WORK REQUIRED
Below are records to repeat exactly. Omit the pictures from the copy.

RECORDED INFORMATION
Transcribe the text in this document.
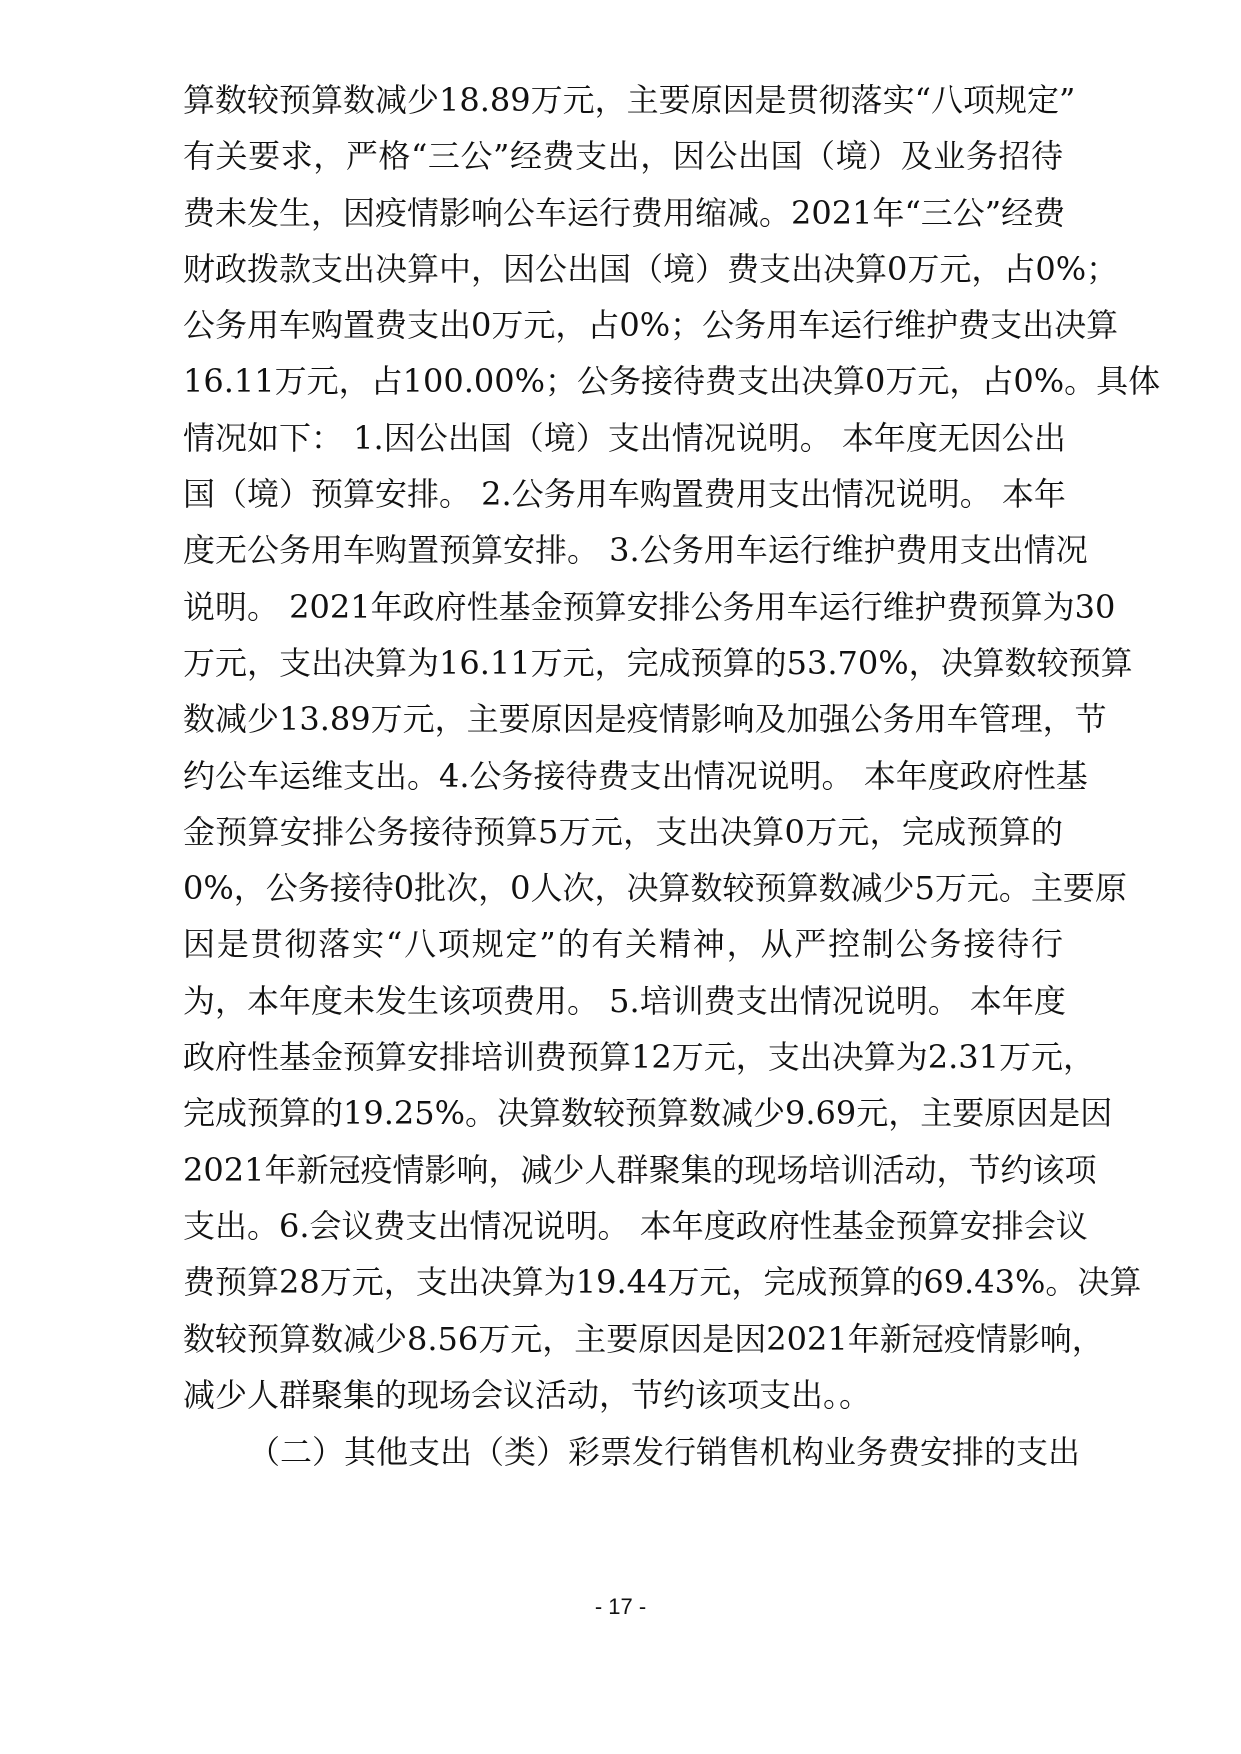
算数较预算数减少18.89万元，主要原因是贯彻落实“八项规定”
有关要求，严格“三公”经费支出，因公出国（境）及业务招待
费未发生，因疫情影响公车运行费用缩减。2021年“三公”经费
财政拨款支出决算中，因公出国（境）费支出决算0万元，占0%；
公务用车购置费支出0万元，占0%；公务用车运行维护费支出决算
16.11万元，占100.00%；公务接待费支出决算0万元，占0%。具体
情况如下： 1.因公出国（境）支出情况说明。 本年度无因公出
国（境）预算安排。 2.公务用车购置费用支出情况说明。 本年
度无公务用车购置预算安排。 3.公务用车运行维护费用支出情况
说明。 2021年政府性基金预算安排公务用车运行维护费预算为30
万元，支出决算为16.11万元，完成预算的53.70%，决算数较预算
数减少13.89万元，主要原因是疫情影响及加强公务用车管理，节
约公车运维支出。4.公务接待费支出情况说明。 本年度政府性基
金预算安排公务接待预算5万元，支出决算0万元，完成预算的
0%，公务接待0批次，0人次，决算数较预算数减少5万元。主要原
因是贯彻落实“八项规定”的有关精神，从严控制公务接待行
为，本年度未发生该项费用。 5.培训费支出情况说明。 本年度
政府性基金预算安排培训费预算12万元，支出决算为2.31万元，
完成预算的19.25%。决算数较预算数减少9.69元，主要原因是因
2021年新冠疫情影响，减少人群聚集的现场培训活动，节约该项
支出。6.会议费支出情况说明。 本年度政府性基金预算安排会议
费预算28万元，支出决算为19.44万元，完成预算的69.43%。决算
数较预算数减少8.56万元，主要原因是因2021年新冠疫情影响，
减少人群聚集的现场会议活动，节约该项支出。。
（二）其他支出（类）彩票发行销售机构业务费安排的支出
- 17 -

COMPLETED EXERCISE
Transcribe the text in this document.
算数较预算数减少18.89万元，主要原因是贯彻落实“八项规定”
有关要求，严格“三公”经费支出，因公出国（境）及业务招待
费未发生，因疫情影响公车运行费用缩减。2021年“三公”经费
财政拨款支出决算中，因公出国（境）费支出决算0万元，占0%；
公务用车购置费支出0万元，占0%；公务用车运行维护费支出决算
16.11万元，占100.00%；公务接待费支出决算0万元，占0%。具体
情况如下： 1.因公出国（境）支出情况说明。 本年度无因公出
国（境）预算安排。 2.公务用车购置费用支出情况说明。 本年
度无公务用车购置预算安排。 3.公务用车运行维护费用支出情况
说明。 2021年政府性基金预算安排公务用车运行维护费预算为30
万元，支出决算为16.11万元，完成预算的53.70%，决算数较预算
数减少13.89万元，主要原因是疫情影响及加强公务用车管理，节
约公车运维支出。4.公务接待费支出情况说明。 本年度政府性基
金预算安排公务接待预算5万元，支出决算0万元，完成预算的
0%，公务接待0批次，0人次，决算数较预算数减少5万元。主要原
因是贯彻落实“八项规定”的有关精神，从严控制公务接待行
为，本年度未发生该项费用。 5.培训费支出情况说明。 本年度
政府性基金预算安排培训费预算12万元，支出决算为2.31万元，
完成预算的19.25%。决算数较预算数减少9.69元，主要原因是因
2021年新冠疫情影响，减少人群聚集的现场培训活动，节约该项
支出。6.会议费支出情况说明。 本年度政府性基金预算安排会议
费预算28万元，支出决算为19.44万元，完成预算的69.43%。决算
数较预算数减少8.56万元，主要原因是因2021年新冠疫情影响，
减少人群聚集的现场会议活动，节约该项支出。。
（二）其他支出（类）彩票发行销售机构业务费安排的支出
- 17 -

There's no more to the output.